▶ WHAT IS REQUIRED: Each entry below should be echoed exactly, with pictures omitted.

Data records
** Start **

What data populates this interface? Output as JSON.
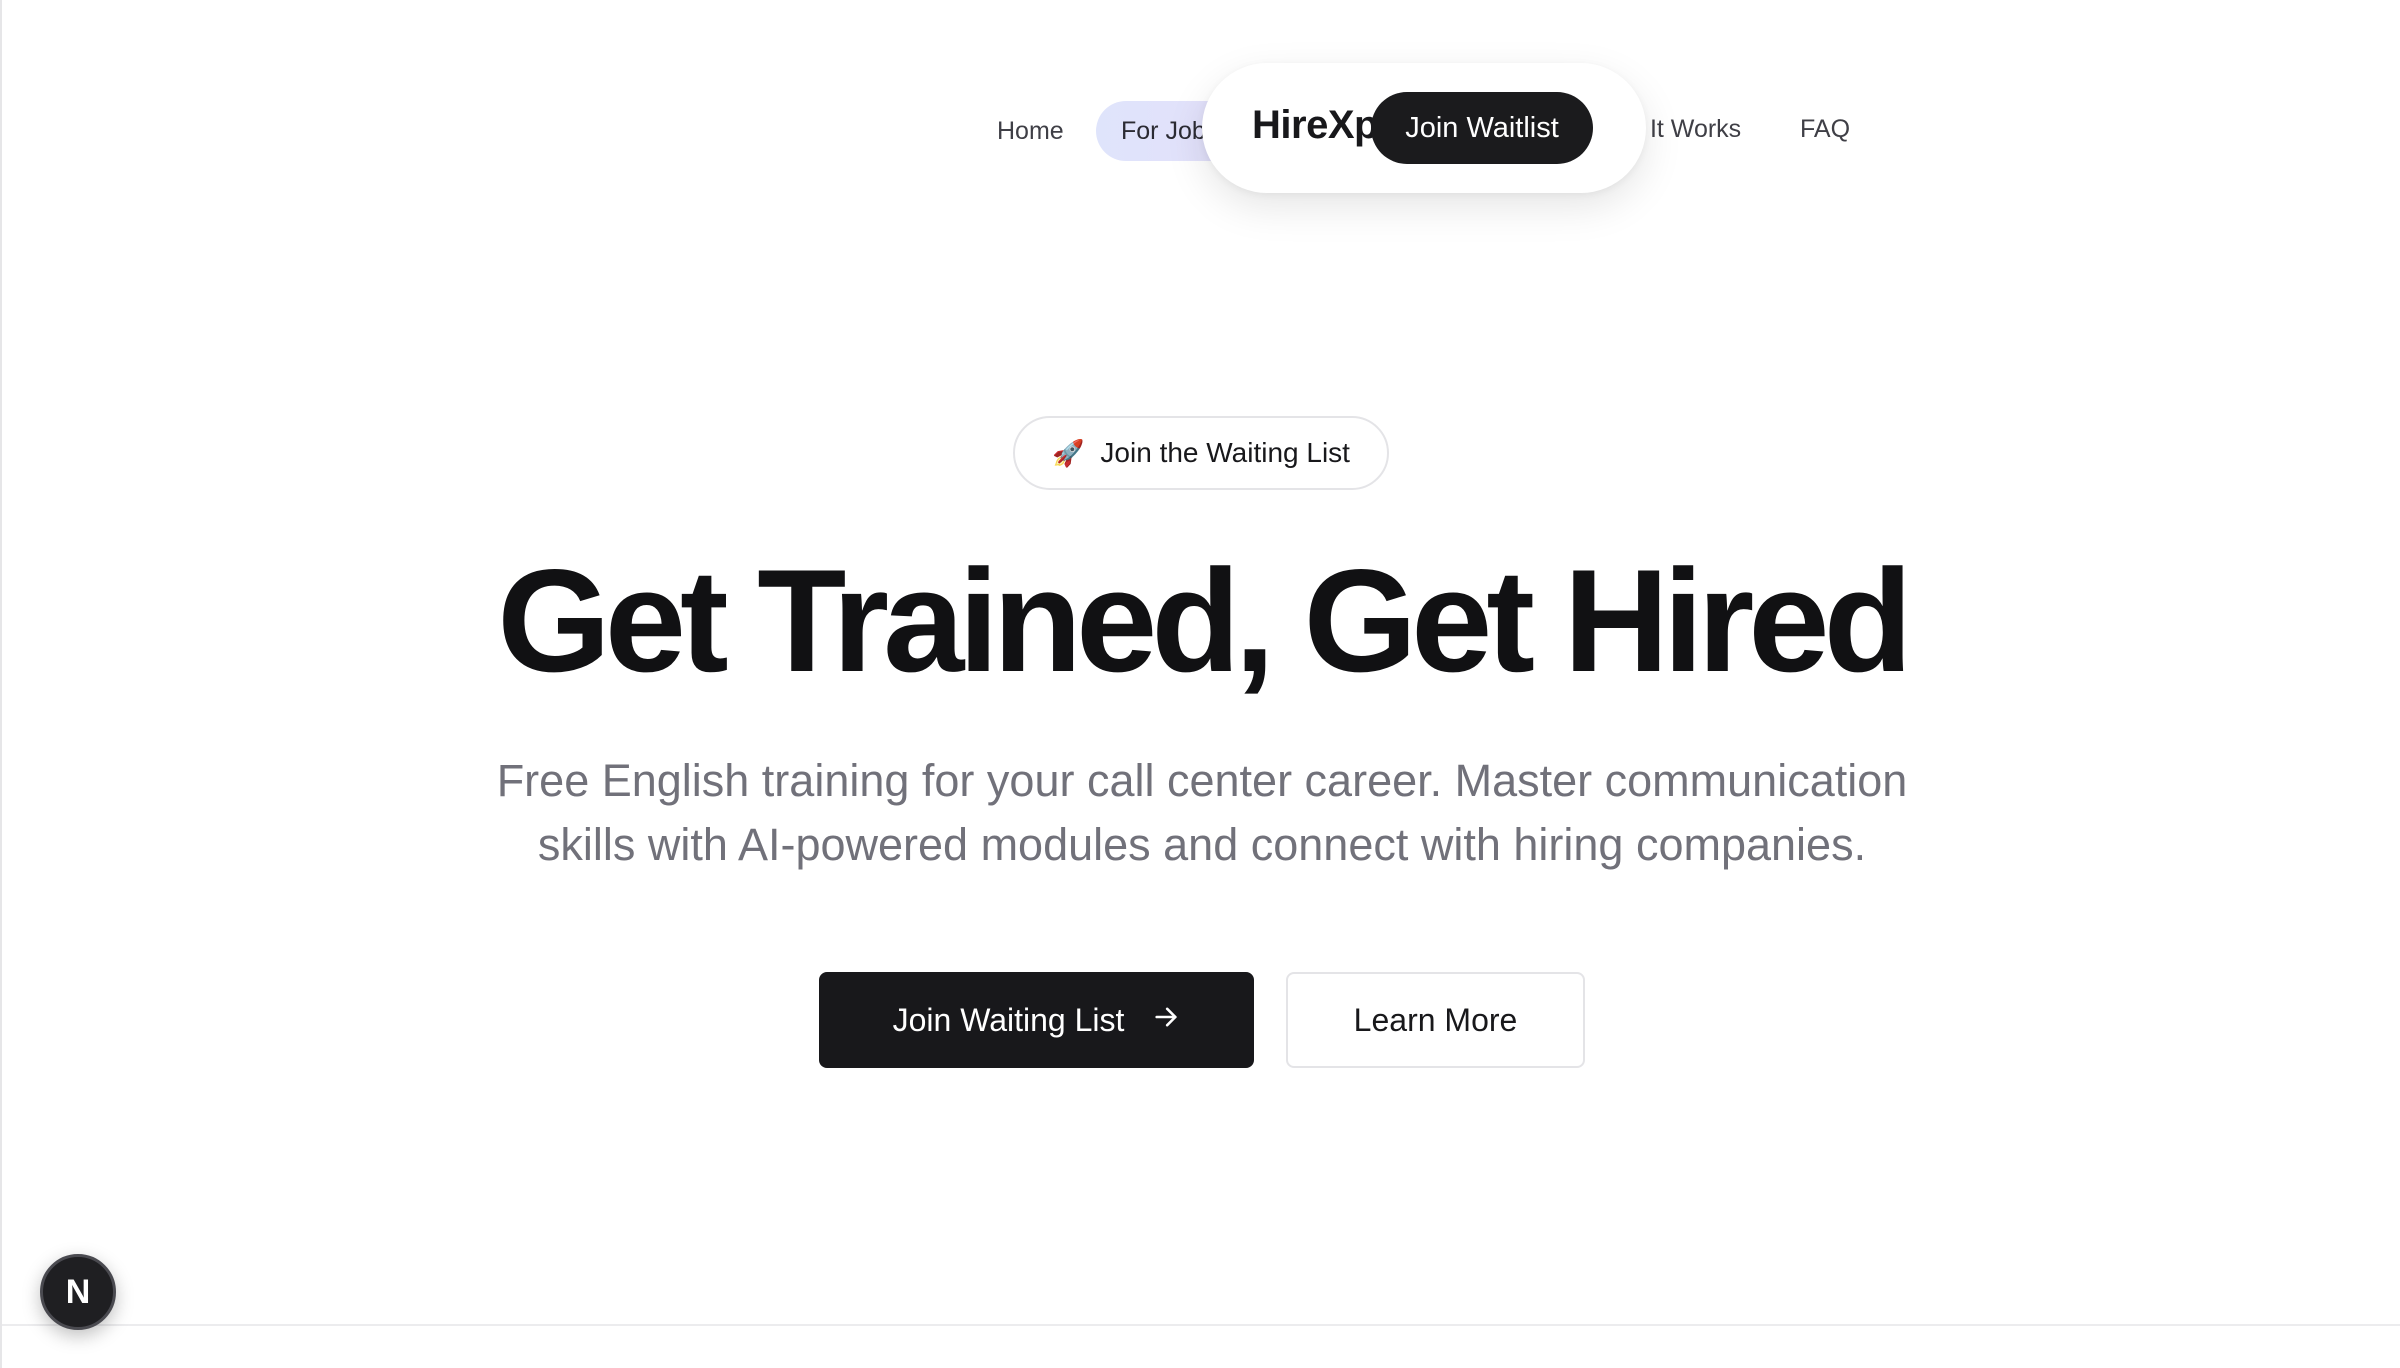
{
  "nav": {
    "home": "Home",
    "job_seekers": "For Job Seekers",
    "how_it_works": "How It Works",
    "faq": "FAQ"
  },
  "brand": {
    "logo_text": "HireXp",
    "cta_label": "Join Waitlist"
  },
  "hero": {
    "badge_icon": "rocket-icon",
    "badge_emoji": "🚀",
    "badge_label": "Join the Waiting List",
    "headline": "Get Trained, Get Hired",
    "subline_1": "Free English training for your call center career. Master communication",
    "subline_2": "skills with AI-powered modules and connect with hiring companies.",
    "primary_button": "Join Waiting List",
    "primary_button_icon": "arrow-right-icon",
    "secondary_button": "Learn More"
  },
  "dev_indicator": {
    "letter": "N",
    "icon": "nextjs-icon"
  },
  "colors": {
    "primary": "#18181b",
    "muted_text": "#71717a",
    "nav_active_bg": "#e2e2fb"
  }
}
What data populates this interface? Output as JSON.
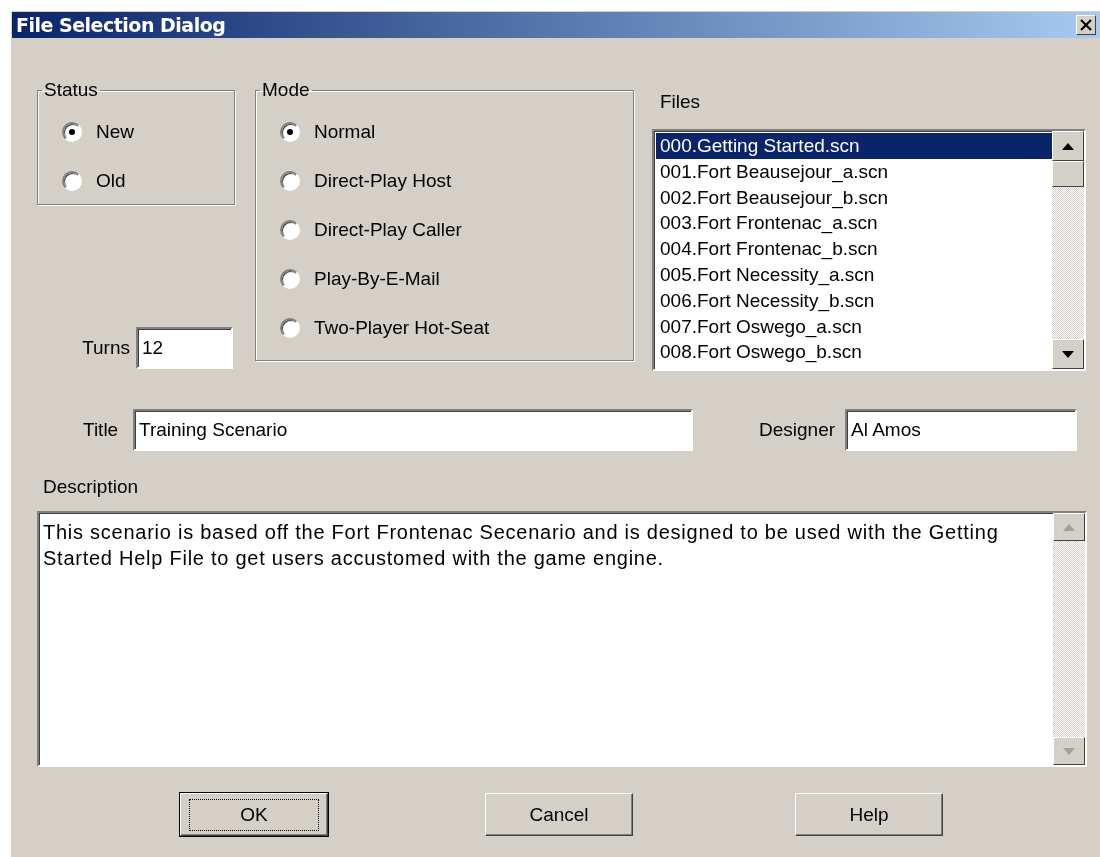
{
  "window": {
    "title": "File Selection Dialog"
  },
  "status": {
    "legend": "Status",
    "options": [
      {
        "label": "New",
        "selected": true
      },
      {
        "label": "Old",
        "selected": false
      }
    ]
  },
  "mode": {
    "legend": "Mode",
    "options": [
      {
        "label": "Normal",
        "selected": true
      },
      {
        "label": "Direct-Play Host",
        "selected": false
      },
      {
        "label": "Direct-Play Caller",
        "selected": false
      },
      {
        "label": "Play-By-E-Mail",
        "selected": false
      },
      {
        "label": "Two-Player Hot-Seat",
        "selected": false
      }
    ]
  },
  "turns": {
    "label": "Turns",
    "value": "12"
  },
  "files": {
    "label": "Files",
    "items": [
      {
        "name": "000.Getting Started.scn",
        "selected": true
      },
      {
        "name": "001.Fort Beausejour_a.scn",
        "selected": false
      },
      {
        "name": "002.Fort Beausejour_b.scn",
        "selected": false
      },
      {
        "name": "003.Fort Frontenac_a.scn",
        "selected": false
      },
      {
        "name": "004.Fort Frontenac_b.scn",
        "selected": false
      },
      {
        "name": "005.Fort Necessity_a.scn",
        "selected": false
      },
      {
        "name": "006.Fort Necessity_b.scn",
        "selected": false
      },
      {
        "name": "007.Fort Oswego_a.scn",
        "selected": false
      },
      {
        "name": "008.Fort Oswego_b.scn",
        "selected": false
      }
    ]
  },
  "title_field": {
    "label": "Title",
    "value": "Training Scenario"
  },
  "designer_field": {
    "label": "Designer",
    "value": "Al Amos"
  },
  "description": {
    "label": "Description",
    "value": "This scenario is based off the Fort Frontenac Secenario and is designed to be used with the Getting Started Help File to get users accustomed with the game engine."
  },
  "buttons": [
    {
      "label": "OK",
      "default": true
    },
    {
      "label": "Cancel",
      "default": false
    },
    {
      "label": "Help",
      "default": false
    }
  ]
}
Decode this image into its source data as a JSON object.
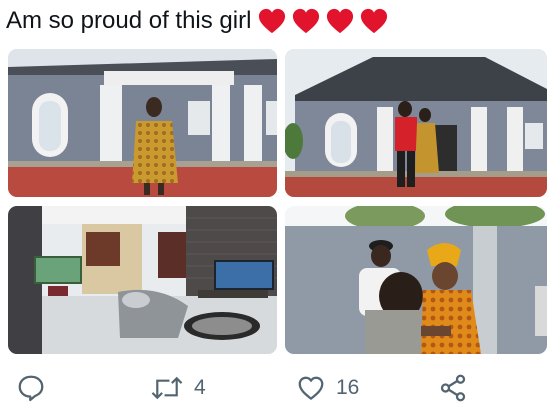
{
  "post": {
    "caption": "Am so proud of this girl",
    "hearts": [
      "heart-emoji",
      "heart-emoji",
      "heart-emoji",
      "heart-emoji"
    ],
    "heart_color": "#e2142d"
  },
  "media": [
    {
      "label": "photo-girl-in-front-of-house"
    },
    {
      "label": "photo-couple-hugging-in-front-of-house"
    },
    {
      "label": "photo-living-room-interior"
    },
    {
      "label": "photo-family-embrace-outdoors"
    }
  ],
  "actions": {
    "reply": {
      "icon": "reply-icon",
      "count": ""
    },
    "retweet": {
      "icon": "retweet-icon",
      "count": "4"
    },
    "like": {
      "icon": "like-icon",
      "count": "16"
    },
    "share": {
      "icon": "share-icon",
      "count": ""
    }
  },
  "colors": {
    "text": "#0f1419",
    "muted": "#536471"
  }
}
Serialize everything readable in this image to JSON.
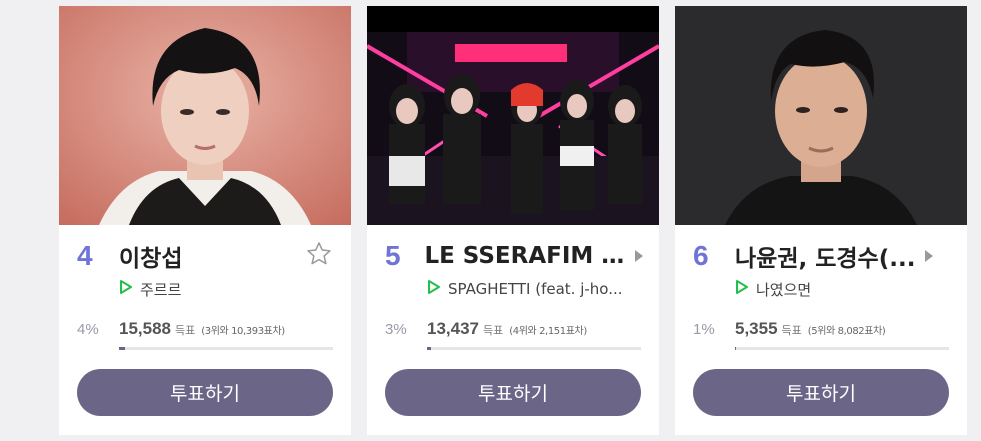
{
  "cards": [
    {
      "rank": "4",
      "artist": "이창섭",
      "song": "주르르",
      "percent": "4%",
      "votes": "15,588",
      "votes_unit": "득표",
      "gap_text": "(3위와 10,393표차)",
      "share": 0.04,
      "vote_label": "투표하기",
      "indicator_icon": "star-outline-icon"
    },
    {
      "rank": "5",
      "artist": "LE SSERAFIM (...",
      "song": "SPAGHETTI (feat. j-ho...",
      "percent": "3%",
      "votes": "13,437",
      "votes_unit": "득표",
      "gap_text": "(4위와 2,151표차)",
      "share": 0.03,
      "vote_label": "투표하기",
      "indicator_icon": "chevron-right-icon"
    },
    {
      "rank": "6",
      "artist": "나윤권, 도경수(...",
      "song": "나였으면",
      "percent": "1%",
      "votes": "5,355",
      "votes_unit": "득표",
      "gap_text": "(5위와 8,082표차)",
      "share": 0.01,
      "vote_label": "투표하기",
      "indicator_icon": "chevron-right-icon"
    }
  ],
  "colors": {
    "rank": "#6f74d6",
    "button": "#6b6688",
    "play_icon": "#22c04a"
  }
}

** End **

▶ SOLUTION TO THE EXERCISE:
What data populates this interface? Output as JSON.
{
  "nav": {
    "home": "Home",
    "job_seekers": "For Job Seekers",
    "how_it_works": "How It Works",
    "faq": "FAQ"
  },
  "brand": {
    "logo_text": "HireXp",
    "cta_label": "Join Waitlist"
  },
  "hero": {
    "badge_icon": "rocket-icon",
    "badge_emoji": "🚀",
    "badge_label": "Join the Waiting List",
    "headline": "Get Trained, Get Hired",
    "subline_1": "Free English training for your call center career. Master communication",
    "subline_2": "skills with AI-powered modules and connect with hiring companies.",
    "primary_button": "Join Waiting List",
    "primary_button_icon": "arrow-right-icon",
    "secondary_button": "Learn More"
  },
  "dev_indicator": {
    "letter": "N",
    "icon": "nextjs-icon"
  },
  "colors": {
    "primary": "#18181b",
    "muted_text": "#71717a",
    "nav_active_bg": "#e2e2fb"
  }
}
What data populates this interface? Output as JSON.
{
  "window": {
    "title": "File Selection Dialog"
  },
  "status": {
    "legend": "Status",
    "options": [
      {
        "label": "New",
        "selected": true
      },
      {
        "label": "Old",
        "selected": false
      }
    ]
  },
  "mode": {
    "legend": "Mode",
    "options": [
      {
        "label": "Normal",
        "selected": true
      },
      {
        "label": "Direct-Play Host",
        "selected": false
      },
      {
        "label": "Direct-Play Caller",
        "selected": false
      },
      {
        "label": "Play-By-E-Mail",
        "selected": false
      },
      {
        "label": "Two-Player Hot-Seat",
        "selected": false
      }
    ]
  },
  "turns": {
    "label": "Turns",
    "value": "12"
  },
  "files": {
    "label": "Files",
    "items": [
      {
        "name": "000.Getting Started.scn",
        "selected": true
      },
      {
        "name": "001.Fort Beausejour_a.scn",
        "selected": false
      },
      {
        "name": "002.Fort Beausejour_b.scn",
        "selected": false
      },
      {
        "name": "003.Fort Frontenac_a.scn",
        "selected": false
      },
      {
        "name": "004.Fort Frontenac_b.scn",
        "selected": false
      },
      {
        "name": "005.Fort Necessity_a.scn",
        "selected": false
      },
      {
        "name": "006.Fort Necessity_b.scn",
        "selected": false
      },
      {
        "name": "007.Fort Oswego_a.scn",
        "selected": false
      },
      {
        "name": "008.Fort Oswego_b.scn",
        "selected": false
      }
    ]
  },
  "title_field": {
    "label": "Title",
    "value": "Training Scenario"
  },
  "designer_field": {
    "label": "Designer",
    "value": "Al Amos"
  },
  "description": {
    "label": "Description",
    "value": "This scenario is based off the Fort Frontenac Secenario and is designed to be used with the Getting Started Help File to get users accustomed with the game engine."
  },
  "buttons": [
    {
      "label": "OK",
      "default": true
    },
    {
      "label": "Cancel",
      "default": false
    },
    {
      "label": "Help",
      "default": false
    }
  ]
}
Decode this image into its source data as a JSON object.
{
  "post": {
    "caption": "Am so proud of this girl",
    "hearts": [
      "heart-emoji",
      "heart-emoji",
      "heart-emoji",
      "heart-emoji"
    ],
    "heart_color": "#e2142d"
  },
  "media": [
    {
      "label": "photo-girl-in-front-of-house"
    },
    {
      "label": "photo-couple-hugging-in-front-of-house"
    },
    {
      "label": "photo-living-room-interior"
    },
    {
      "label": "photo-family-embrace-outdoors"
    }
  ],
  "actions": {
    "reply": {
      "icon": "reply-icon",
      "count": ""
    },
    "retweet": {
      "icon": "retweet-icon",
      "count": "4"
    },
    "like": {
      "icon": "like-icon",
      "count": "16"
    },
    "share": {
      "icon": "share-icon",
      "count": ""
    }
  },
  "colors": {
    "text": "#0f1419",
    "muted": "#536471"
  }
}
Serialize everything readable in this image to JSON.
{
  "cards": [
    {
      "rank": "4",
      "artist": "이창섭",
      "song": "주르르",
      "percent": "4%",
      "votes": "15,588",
      "votes_unit": "득표",
      "gap_text": "(3위와 10,393표차)",
      "share": 0.04,
      "vote_label": "투표하기",
      "indicator_icon": "star-outline-icon"
    },
    {
      "rank": "5",
      "artist": "LE SSERAFIM (...",
      "song": "SPAGHETTI (feat. j-ho...",
      "percent": "3%",
      "votes": "13,437",
      "votes_unit": "득표",
      "gap_text": "(4위와 2,151표차)",
      "share": 0.03,
      "vote_label": "투표하기",
      "indicator_icon": "chevron-right-icon"
    },
    {
      "rank": "6",
      "artist": "나윤권, 도경수(...",
      "song": "나였으면",
      "percent": "1%",
      "votes": "5,355",
      "votes_unit": "득표",
      "gap_text": "(5위와 8,082표차)",
      "share": 0.01,
      "vote_label": "투표하기",
      "indicator_icon": "chevron-right-icon"
    }
  ],
  "colors": {
    "rank": "#6f74d6",
    "button": "#6b6688",
    "play_icon": "#22c04a"
  }
}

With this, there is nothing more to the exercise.